▶ **Excerpted text**:
··········
Control mechanisms in nutrient dynamics and biological productivity in the eastern equatorial Pacific Ocean

摘要

The equatorial Pacific has been recognized for decades as a major region of enhanced biological production which is due to persistently cool waters of equatorial upwelling. Early observations of unused nitrate and relatively low phytoplankton biomass in the equatorial Pacific led to the question of "Why isn't the equatorial Pacific greener?" The main objective of my dissertation work is to unravel the roles and interactions of regulatory mechanisms in the eastern equatorial Pacific Ocean, challenged and inspired by the progress represented by the JGOFS EqPac (1992) and the Equatorial Biocomplexity (2004 and 2005) projects, as well as some recent development of modeling capabilities. In this study, I use a box model approach to construct a complete iron (Fe) budget in the equatorial Pacific, which reveals the importance of upwelling in supplying this growth-limiting nutrient. Moreover, through coupled physical and biological model simulations for 2004 and 2005, I reveal the important role that tropical instability waves play in regulating supply and diatom uptake of another limiting nutrient: silicon (Si). Extending the model simulations from 1991 to 2009, I then examine the role of El Nino Southern Oscillation in controlling interannual to decadal variability in nutrient dynamics and biological productivity in the eastern equatorial Pacific. The results of this dissertation work point at a surprising resilience of the biological system to long-term changes in physical environment in the Pacific Ocean. I speculate that Si and Fe co-limitation and a strong grazing pressure create a well-balanced ecosystem where the diatom population cannot thrive, thus explaining why the equatorial Pacific is not greener.
··········
Records contained in a dataset:
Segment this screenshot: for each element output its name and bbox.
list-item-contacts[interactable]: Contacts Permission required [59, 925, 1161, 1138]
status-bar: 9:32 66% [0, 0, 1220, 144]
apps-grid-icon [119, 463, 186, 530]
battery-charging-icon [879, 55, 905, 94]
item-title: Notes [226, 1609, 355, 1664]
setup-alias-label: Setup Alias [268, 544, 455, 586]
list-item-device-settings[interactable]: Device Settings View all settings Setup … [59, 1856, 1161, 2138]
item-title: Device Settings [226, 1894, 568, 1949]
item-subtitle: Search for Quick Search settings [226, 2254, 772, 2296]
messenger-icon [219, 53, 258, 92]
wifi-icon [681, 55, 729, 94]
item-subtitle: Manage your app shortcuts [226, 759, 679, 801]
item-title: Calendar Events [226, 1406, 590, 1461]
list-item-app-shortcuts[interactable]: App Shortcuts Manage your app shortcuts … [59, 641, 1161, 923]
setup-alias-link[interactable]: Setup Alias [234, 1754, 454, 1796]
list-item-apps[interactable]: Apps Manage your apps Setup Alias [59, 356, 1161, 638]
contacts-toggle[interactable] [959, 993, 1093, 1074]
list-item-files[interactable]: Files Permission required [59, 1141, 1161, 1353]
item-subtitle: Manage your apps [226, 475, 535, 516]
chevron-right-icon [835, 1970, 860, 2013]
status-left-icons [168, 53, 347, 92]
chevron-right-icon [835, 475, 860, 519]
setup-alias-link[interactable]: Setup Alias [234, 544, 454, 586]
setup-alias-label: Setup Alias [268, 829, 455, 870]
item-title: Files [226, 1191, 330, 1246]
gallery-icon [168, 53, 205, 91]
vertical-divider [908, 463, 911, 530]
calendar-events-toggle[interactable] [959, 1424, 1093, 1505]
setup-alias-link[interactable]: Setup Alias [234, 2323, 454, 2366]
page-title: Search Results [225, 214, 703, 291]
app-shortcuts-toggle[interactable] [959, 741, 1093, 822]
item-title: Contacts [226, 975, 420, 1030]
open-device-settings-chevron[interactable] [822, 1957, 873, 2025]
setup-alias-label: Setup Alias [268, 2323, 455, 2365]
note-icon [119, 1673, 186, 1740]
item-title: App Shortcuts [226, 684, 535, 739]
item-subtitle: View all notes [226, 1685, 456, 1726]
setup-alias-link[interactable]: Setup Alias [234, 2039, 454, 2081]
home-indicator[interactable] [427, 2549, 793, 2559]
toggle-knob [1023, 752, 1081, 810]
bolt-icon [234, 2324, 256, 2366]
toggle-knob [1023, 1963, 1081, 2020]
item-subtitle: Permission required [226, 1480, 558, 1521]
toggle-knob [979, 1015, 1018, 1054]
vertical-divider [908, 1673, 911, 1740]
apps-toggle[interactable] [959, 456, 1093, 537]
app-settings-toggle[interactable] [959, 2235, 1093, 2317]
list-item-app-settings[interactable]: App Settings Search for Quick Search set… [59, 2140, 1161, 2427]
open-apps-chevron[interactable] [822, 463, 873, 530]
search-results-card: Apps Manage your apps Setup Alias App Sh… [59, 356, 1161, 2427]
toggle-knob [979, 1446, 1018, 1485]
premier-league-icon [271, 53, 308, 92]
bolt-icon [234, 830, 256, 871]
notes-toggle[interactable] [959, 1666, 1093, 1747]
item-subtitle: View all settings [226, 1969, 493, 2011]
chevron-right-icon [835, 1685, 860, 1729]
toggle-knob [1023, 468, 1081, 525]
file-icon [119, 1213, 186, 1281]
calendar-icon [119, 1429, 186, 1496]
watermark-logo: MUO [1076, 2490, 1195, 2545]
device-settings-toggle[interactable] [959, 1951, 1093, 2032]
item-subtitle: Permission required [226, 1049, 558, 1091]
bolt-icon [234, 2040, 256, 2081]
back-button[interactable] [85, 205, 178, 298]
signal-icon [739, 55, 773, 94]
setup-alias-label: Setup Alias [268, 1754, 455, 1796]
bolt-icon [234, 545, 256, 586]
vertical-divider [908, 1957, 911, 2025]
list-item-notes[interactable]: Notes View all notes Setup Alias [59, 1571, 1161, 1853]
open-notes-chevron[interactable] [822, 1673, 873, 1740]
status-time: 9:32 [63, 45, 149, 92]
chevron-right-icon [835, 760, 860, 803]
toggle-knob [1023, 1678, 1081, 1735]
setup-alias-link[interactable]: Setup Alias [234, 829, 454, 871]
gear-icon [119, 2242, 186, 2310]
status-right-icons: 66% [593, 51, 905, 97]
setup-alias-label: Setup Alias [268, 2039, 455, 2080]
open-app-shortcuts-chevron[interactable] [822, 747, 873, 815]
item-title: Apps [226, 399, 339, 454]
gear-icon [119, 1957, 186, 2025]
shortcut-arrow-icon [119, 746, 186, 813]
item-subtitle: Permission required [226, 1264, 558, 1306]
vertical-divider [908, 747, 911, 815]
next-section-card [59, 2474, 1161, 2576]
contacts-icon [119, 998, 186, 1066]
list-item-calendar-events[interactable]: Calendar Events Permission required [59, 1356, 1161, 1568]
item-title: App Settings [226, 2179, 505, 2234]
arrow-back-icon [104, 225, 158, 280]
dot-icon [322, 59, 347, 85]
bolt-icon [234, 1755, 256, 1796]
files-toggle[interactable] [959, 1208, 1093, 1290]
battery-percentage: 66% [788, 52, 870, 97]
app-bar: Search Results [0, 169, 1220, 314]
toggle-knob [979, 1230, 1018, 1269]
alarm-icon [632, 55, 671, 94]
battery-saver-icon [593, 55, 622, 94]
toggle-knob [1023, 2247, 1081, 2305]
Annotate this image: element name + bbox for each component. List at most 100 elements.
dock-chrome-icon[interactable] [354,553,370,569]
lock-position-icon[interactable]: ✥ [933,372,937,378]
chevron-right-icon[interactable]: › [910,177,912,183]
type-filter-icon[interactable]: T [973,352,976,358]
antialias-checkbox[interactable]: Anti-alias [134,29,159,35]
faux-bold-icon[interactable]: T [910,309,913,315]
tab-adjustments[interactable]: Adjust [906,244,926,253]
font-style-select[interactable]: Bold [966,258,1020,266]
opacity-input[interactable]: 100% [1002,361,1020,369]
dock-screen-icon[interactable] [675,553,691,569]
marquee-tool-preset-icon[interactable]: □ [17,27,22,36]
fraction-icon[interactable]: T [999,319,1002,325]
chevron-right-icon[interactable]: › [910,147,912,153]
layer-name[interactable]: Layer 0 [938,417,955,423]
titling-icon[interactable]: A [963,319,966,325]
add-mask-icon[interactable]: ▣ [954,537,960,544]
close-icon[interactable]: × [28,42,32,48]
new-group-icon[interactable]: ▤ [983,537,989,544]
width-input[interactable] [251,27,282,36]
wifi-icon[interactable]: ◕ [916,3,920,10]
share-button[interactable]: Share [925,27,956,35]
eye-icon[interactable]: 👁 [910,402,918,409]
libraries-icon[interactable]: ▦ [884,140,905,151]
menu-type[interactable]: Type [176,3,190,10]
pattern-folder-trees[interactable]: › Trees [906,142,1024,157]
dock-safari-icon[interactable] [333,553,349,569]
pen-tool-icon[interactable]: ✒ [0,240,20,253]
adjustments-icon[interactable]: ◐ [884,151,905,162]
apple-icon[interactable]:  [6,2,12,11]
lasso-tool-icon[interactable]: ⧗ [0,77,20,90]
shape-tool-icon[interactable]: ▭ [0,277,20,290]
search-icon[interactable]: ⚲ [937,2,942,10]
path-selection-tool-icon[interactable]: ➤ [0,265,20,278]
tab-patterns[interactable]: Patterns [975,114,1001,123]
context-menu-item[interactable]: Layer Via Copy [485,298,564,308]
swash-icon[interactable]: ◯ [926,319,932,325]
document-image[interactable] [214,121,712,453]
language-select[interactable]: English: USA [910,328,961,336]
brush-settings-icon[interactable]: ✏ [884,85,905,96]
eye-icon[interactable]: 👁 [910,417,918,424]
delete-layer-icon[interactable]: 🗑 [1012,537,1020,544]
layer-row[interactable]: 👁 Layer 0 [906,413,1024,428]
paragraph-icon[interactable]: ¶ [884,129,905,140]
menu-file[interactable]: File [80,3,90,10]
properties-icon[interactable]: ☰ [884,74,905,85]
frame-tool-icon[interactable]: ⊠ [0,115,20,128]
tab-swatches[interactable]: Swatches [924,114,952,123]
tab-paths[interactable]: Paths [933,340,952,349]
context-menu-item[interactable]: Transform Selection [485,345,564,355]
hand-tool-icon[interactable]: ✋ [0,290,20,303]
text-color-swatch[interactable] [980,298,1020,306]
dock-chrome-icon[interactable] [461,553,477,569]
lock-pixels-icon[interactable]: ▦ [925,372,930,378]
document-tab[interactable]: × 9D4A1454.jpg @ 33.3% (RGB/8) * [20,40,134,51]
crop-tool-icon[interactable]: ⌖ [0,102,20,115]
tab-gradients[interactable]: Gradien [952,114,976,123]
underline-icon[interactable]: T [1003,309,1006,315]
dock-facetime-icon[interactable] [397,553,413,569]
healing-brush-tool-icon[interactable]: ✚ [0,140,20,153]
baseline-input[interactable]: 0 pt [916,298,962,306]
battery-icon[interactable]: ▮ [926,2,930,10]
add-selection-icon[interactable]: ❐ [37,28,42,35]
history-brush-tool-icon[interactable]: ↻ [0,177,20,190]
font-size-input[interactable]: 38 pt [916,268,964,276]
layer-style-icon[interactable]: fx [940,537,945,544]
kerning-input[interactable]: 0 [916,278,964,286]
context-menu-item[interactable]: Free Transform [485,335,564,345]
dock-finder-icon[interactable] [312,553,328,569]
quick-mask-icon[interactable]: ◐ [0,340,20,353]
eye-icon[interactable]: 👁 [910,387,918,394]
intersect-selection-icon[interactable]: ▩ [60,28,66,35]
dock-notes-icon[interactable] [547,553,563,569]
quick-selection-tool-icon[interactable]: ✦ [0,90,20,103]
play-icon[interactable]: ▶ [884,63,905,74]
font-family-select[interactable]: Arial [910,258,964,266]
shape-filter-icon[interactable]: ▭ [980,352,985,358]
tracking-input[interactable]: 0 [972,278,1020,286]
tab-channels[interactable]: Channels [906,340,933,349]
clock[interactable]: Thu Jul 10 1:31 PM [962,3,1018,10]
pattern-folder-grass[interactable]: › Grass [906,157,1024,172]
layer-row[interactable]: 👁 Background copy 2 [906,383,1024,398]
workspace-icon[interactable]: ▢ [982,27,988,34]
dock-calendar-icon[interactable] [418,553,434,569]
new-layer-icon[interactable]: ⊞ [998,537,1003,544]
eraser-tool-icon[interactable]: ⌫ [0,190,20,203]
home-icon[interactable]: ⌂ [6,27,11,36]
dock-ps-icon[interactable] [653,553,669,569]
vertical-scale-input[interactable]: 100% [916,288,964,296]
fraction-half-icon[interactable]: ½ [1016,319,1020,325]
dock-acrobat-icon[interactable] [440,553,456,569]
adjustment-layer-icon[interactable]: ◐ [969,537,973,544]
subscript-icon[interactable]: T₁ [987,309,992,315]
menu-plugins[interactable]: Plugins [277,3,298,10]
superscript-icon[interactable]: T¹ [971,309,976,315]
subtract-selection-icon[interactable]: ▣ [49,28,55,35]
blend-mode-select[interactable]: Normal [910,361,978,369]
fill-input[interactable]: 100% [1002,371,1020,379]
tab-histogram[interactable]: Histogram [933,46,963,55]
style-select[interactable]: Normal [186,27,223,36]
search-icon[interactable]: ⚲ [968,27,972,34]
··········
Write out the entire abstract on nutrient dynamics in the eastern equatorial Pacific above, without any changes.

Control mechanisms in nutrient dynamics and biological productivity in the eastern equatorial Pacific Ocean

摘要

The equatorial Pacific has been recognized for decades as a major region of enhanced biological production which is due to persistently cool waters of equatorial upwelling. Early observations of unused nitrate and relatively low phytoplankton biomass in the equatorial Pacific led to the question of "Why isn't the equatorial Pacific greener?" The main objective of my dissertation work is to unravel the roles and interactions of regulatory mechanisms in the eastern equatorial Pacific Ocean, challenged and inspired by the progress represented by the JGOFS EqPac (1992) and the Equatorial Biocomplexity (2004 and 2005) projects, as well as some recent development of modeling capabilities. In this study, I use a box model approach to construct a complete iron (Fe) budget in the equatorial Pacific, which reveals the importance of upwelling in supplying this growth-limiting nutrient. Moreover, through coupled physical and biological model simulations for 2004 and 2005, I reveal the important role that tropical instability waves play in regulating supply and diatom uptake of another limiting nutrient: silicon (Si). Extending the model simulations from 1991 to 2009, I then examine the role of El Nino Southern Oscillation in controlling interannual to decadal variability in nutrient dynamics and biological productivity in the eastern equatorial Pacific. The results of this dissertation work point at a surprising resilience of the biological system to long-term changes in physical environment in the Pacific Ocean. I speculate that Si and Fe co-limitation and a strong grazing pressure create a well-balanced ecosystem where the diatom population cannot thrive, thus explaining why the equatorial Pacific is not greener.